* TASK TO CARRY OUT *
Skip the images and return the records below exactly.

* Dataset items *
-*-*-

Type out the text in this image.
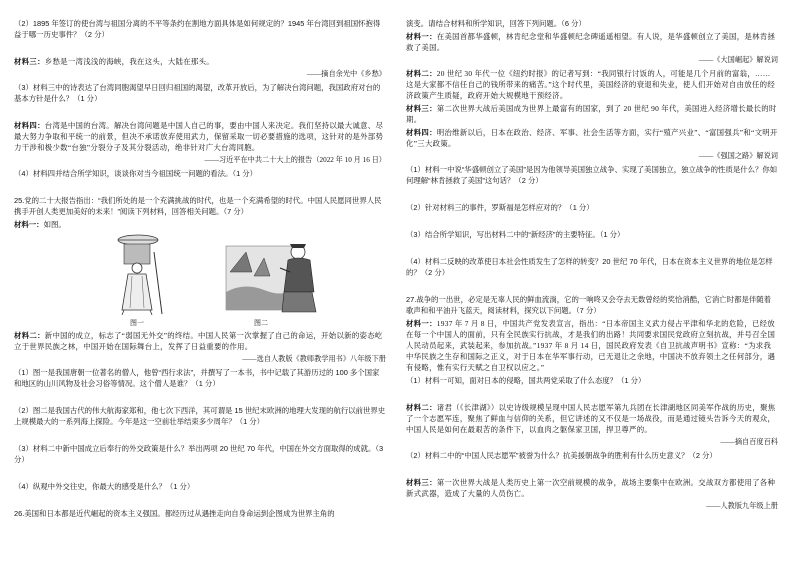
（2）1895 年签订的使台湾与祖国分离的不平等条约在割地方面具体是如何规定的？1945 年台湾回到祖国怀抱得益于哪一历史事件？（2 分）

材料三：乡愁是一湾浅浅的海峡，我在这头，大陆在那头。

——摘自余光中《乡愁》

（3）材料三中的诗表达了台湾同胞渴望早日回归祖国的渴望，改革开放后，为了解决台湾问题，我国政府对台的基本方针是什么？（1 分）

材料四：台湾是中国的台湾。解决台湾问题是中国人自己的事，要由中国人来决定。我们坚持以最大诚意、尽最大努力争取和平统一的前景，但决不承诺放弃使用武力，保留采取一切必要措施的选项，这针对的是外部势力干涉和极少数“台独”分裂分子及其分裂活动，绝非针对广大台湾同胞。

——习近平在中共二十大上的报告（2022 年 10 月 16 日）

（4）材料四并结合所学知识，谈谈你对当今祖国统一问题的看法。（1 分）

25.党的二十大报告指出：“我们所处的是一个充满挑战的时代，也是一个充满希望的时代。中国人民愿同世界人民携手开创人类更加美好的未来！”阅读下列材料，回答相关问题。（7 分）

材料一：如图。

图一	图二

材料二：新中国的成立，标志了“弱国无外交”的终结。中国人民第一次掌握了自己的命运，开始以新的姿态屹立于世界民族之林，中国开始在国际舞台上，发挥了日益重要的作用。

——选自人教版《教师教学用书》八年级下册

（1）图一是我国唐朝一位著名的僧人，他曾“西行求法”，并撰写了一本书，书中记载了其游历过的 100 多个国家和地区的山川风物及社会习俗等情况。这个僧人是谁？（1 分）

（2）图二是我国古代的伟大航海家郑和，他七次下西洋，其可谓是 15 世纪末欧洲的地理大发现的航行以前世界史上规模最大的一系列海上探险。今年是这一空前壮举结束多少周年？（1 分）

（3）材料二中新中国成立后奉行的外交政策是什么？举出两项 20 世纪 70 年代，中国在外交方面取得的成就。（3 分）

（4）纵观中外交往史，你最大的感受是什么？（1 分）

26.美国和日本都是近代崛起的资本主义强国。都经历过从遇挫走向自身命运到企图成为世界主角的

演变。请结合材料和所学知识，回答下列问题。（6 分）

材料一：在美国首都华盛顿，林肯纪念堂和华盛顿纪念碑遥遥相望。有人说，是华盛顿创立了美国，是林肯拯救了美国。

——《大国崛起》解说词

材料二：20 世纪 30 年代一位《纽约时报》的记者写到：“我同银行讨饭的人，可能是几个月前的富翁，……这是大家都不信任自己的钱所带来的痛苦。”这个时代里，美国经济的衰退和失业，使人们开始对自由放任的经济政策产生质疑，政府开始大规模地干预经济。

材料三：第二次世界大战后美国成为世界上最富有的国家，到了 20 世纪 90 年代，美国进入经济增长最长的时期。

材料四：明治维新以后，日本在政治、经济、军事、社会生活等方面，实行“殖产兴业”、“富国强兵”和“文明开化”三大政策。

——《强国之路》解说词

（1）材料一中说“华盛顿创立了美国”是因为他领导美国独立战争、实现了美国独立，独立战争的性质是什么？你如何理解“林肯拯救了美国”这句话？（2 分）

（2）针对材料三的事件，罗斯福是怎样应对的？（1 分）

（3）结合所学知识，写出材料二中的“新经济”的主要特征。（1 分）

（4）材料二反映的改革使日本社会性质发生了怎样的转变？20 世纪 70 年代，日本在资本主义世界的地位是怎样的？（2 分）

27.战争的一出世，必定是无辜人民的鲜血流淌，它的一响咚又会夺去无数曾经的奖恰消酷，它消亡时都是伴随着歌声和和平油升飞蓝天，阅读材料，探究以下问题。（7 分）

材料一：1937 年 7 月 8 日，中国共产党发表宣言，指出：“日本帝国主义武力侵占平津和华北的危险，已经放在每一个中国人的面前，只有全民族实行抗战，才是我们的出路！共同要求国民党政府立刻抗战，并号召全国人民动员起来，武装起来，参加抗战。”1937 年 8 月 14 日，国民政府发表《自卫抗战声明书》宣称：“为求我中华民族之生存和国际之正义，对于日本在华军事行动，已无退让之余地，中国决不放弃领土之任何部分，遇有侵略，惟有实行天赋之自卫权以应之。”

（1）材料一可知，面对日本的侵略，国共两党采取了什么态度？（1 分）

材料二：诸君（《长津湖》）以史诗级规模呈现中国人民志愿军第九兵团在长津湖地区同美军作战的历史，聚焦了一个志愿军连，聚焦了鲜血与信仰的关系，但它讲述的又不仅是一场战役，而是通过镜头告诉今天的观众，中国人民是如何在最艰苦的条件下，以血肉之躯保家卫国，捍卫尊严的。

——摘自百度百科

（2）材料二中的“中国人民志愿军”被誉为什么？抗美援朝战争的胜利有什么历史意义？（2 分）

材料三：第一次世界大战是人类历史上第一次空前规模的战争，战场主要集中在欧洲。交战双方都使用了各种新式武器，造成了大量的人员伤亡。

——人教版九年级上册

-*-*-

* WRITTEN RESPONSE *
Type out the text in this image.
（2）1895 年签订的使台湾与祖国分离的不平等条约在割地方面具体是如何规定的？1945 年台湾回到祖国怀抱得益于哪一历史事件？（2 分）

材料三：乡愁是一湾浅浅的海峡，我在这头，大陆在那头。

——摘自余光中《乡愁》

（3）材料三中的诗表达了台湾同胞渴望早日回归祖国的渴望，改革开放后，为了解决台湾问题，我国政府对台的基本方针是什么？（1 分）

材料四：台湾是中国的台湾。解决台湾问题是中国人自己的事，要由中国人来决定。我们坚持以最大诚意、尽最大努力争取和平统一的前景，但决不承诺放弃使用武力，保留采取一切必要措施的选项，这针对的是外部势力干涉和极少数“台独”分裂分子及其分裂活动，绝非针对广大台湾同胞。

——习近平在中共二十大上的报告（2022 年 10 月 16 日）

（4）材料四并结合所学知识，谈谈你对当今祖国统一问题的看法。（1 分）

25.党的二十大报告指出：“我们所处的是一个充满挑战的时代，也是一个充满希望的时代。中国人民愿同世界人民携手开创人类更加美好的未来！”阅读下列材料，回答相关问题。（7 分）

材料一：如图。

图一	图二

材料二：新中国的成立，标志了“弱国无外交”的终结。中国人民第一次掌握了自己的命运，开始以新的姿态屹立于世界民族之林，中国开始在国际舞台上，发挥了日益重要的作用。

——选自人教版《教师教学用书》八年级下册

（1）图一是我国唐朝一位著名的僧人，他曾“西行求法”，并撰写了一本书，书中记载了其游历过的 100 多个国家和地区的山川风物及社会习俗等情况。这个僧人是谁？（1 分）

（2）图二是我国古代的伟大航海家郑和，他七次下西洋，其可谓是 15 世纪末欧洲的地理大发现的航行以前世界史上规模最大的一系列海上探险。今年是这一空前壮举结束多少周年？（1 分）

（3）材料二中新中国成立后奉行的外交政策是什么？举出两项 20 世纪 70 年代，中国在外交方面取得的成就。（3 分）

（4）纵观中外交往史，你最大的感受是什么？（1 分）

26.美国和日本都是近代崛起的资本主义强国。都经历过从遇挫走向自身命运到企图成为世界主角的

演变。请结合材料和所学知识，回答下列问题。（6 分）

材料一：在美国首都华盛顿，林肯纪念堂和华盛顿纪念碑遥遥相望。有人说，是华盛顿创立了美国，是林肯拯救了美国。

——《大国崛起》解说词

材料二：20 世纪 30 年代一位《纽约时报》的记者写到：“我同银行讨饭的人，可能是几个月前的富翁，……这是大家都不信任自己的钱所带来的痛苦。”这个时代里，美国经济的衰退和失业，使人们开始对自由放任的经济政策产生质疑，政府开始大规模地干预经济。

材料三：第二次世界大战后美国成为世界上最富有的国家，到了 20 世纪 90 年代，美国进入经济增长最长的时期。

材料四：明治维新以后，日本在政治、经济、军事、社会生活等方面，实行“殖产兴业”、“富国强兵”和“文明开化”三大政策。

——《强国之路》解说词

（1）材料一中说“华盛顿创立了美国”是因为他领导美国独立战争、实现了美国独立，独立战争的性质是什么？你如何理解“林肯拯救了美国”这句话？（2 分）

（2）针对材料三的事件，罗斯福是怎样应对的？（1 分）

（3）结合所学知识，写出材料二中的“新经济”的主要特征。（1 分）

（4）材料二反映的改革使日本社会性质发生了怎样的转变？20 世纪 70 年代，日本在资本主义世界的地位是怎样的？（2 分）

27.战争的一出世，必定是无辜人民的鲜血流淌，它的一响咚又会夺去无数曾经的奖恰消酷，它消亡时都是伴随着歌声和和平油升飞蓝天，阅读材料，探究以下问题。（7 分）

材料一：1937 年 7 月 8 日，中国共产党发表宣言，指出：“日本帝国主义武力侵占平津和华北的危险，已经放在每一个中国人的面前，只有全民族实行抗战，才是我们的出路！共同要求国民党政府立刻抗战，并号召全国人民动员起来，武装起来，参加抗战。”1937 年 8 月 14 日，国民政府发表《自卫抗战声明书》宣称：“为求我中华民族之生存和国际之正义，对于日本在华军事行动，已无退让之余地，中国决不放弃领土之任何部分，遇有侵略，惟有实行天赋之自卫权以应之。”

（1）材料一可知，面对日本的侵略，国共两党采取了什么态度？（1 分）

材料二：诸君（《长津湖》）以史诗级规模呈现中国人民志愿军第九兵团在长津湖地区同美军作战的历史，聚焦了一个志愿军连，聚焦了鲜血与信仰的关系，但它讲述的又不仅是一场战役，而是通过镜头告诉今天的观众，中国人民是如何在最艰苦的条件下，以血肉之躯保家卫国，捍卫尊严的。

——摘自百度百科

（2）材料二中的“中国人民志愿军”被誉为什么？抗美援朝战争的胜利有什么历史意义？（2 分）

材料三：第一次世界大战是人类历史上第一次空前规模的战争，战场主要集中在欧洲。交战双方都使用了各种新式武器，造成了大量的人员伤亡。

——人教版九年级上册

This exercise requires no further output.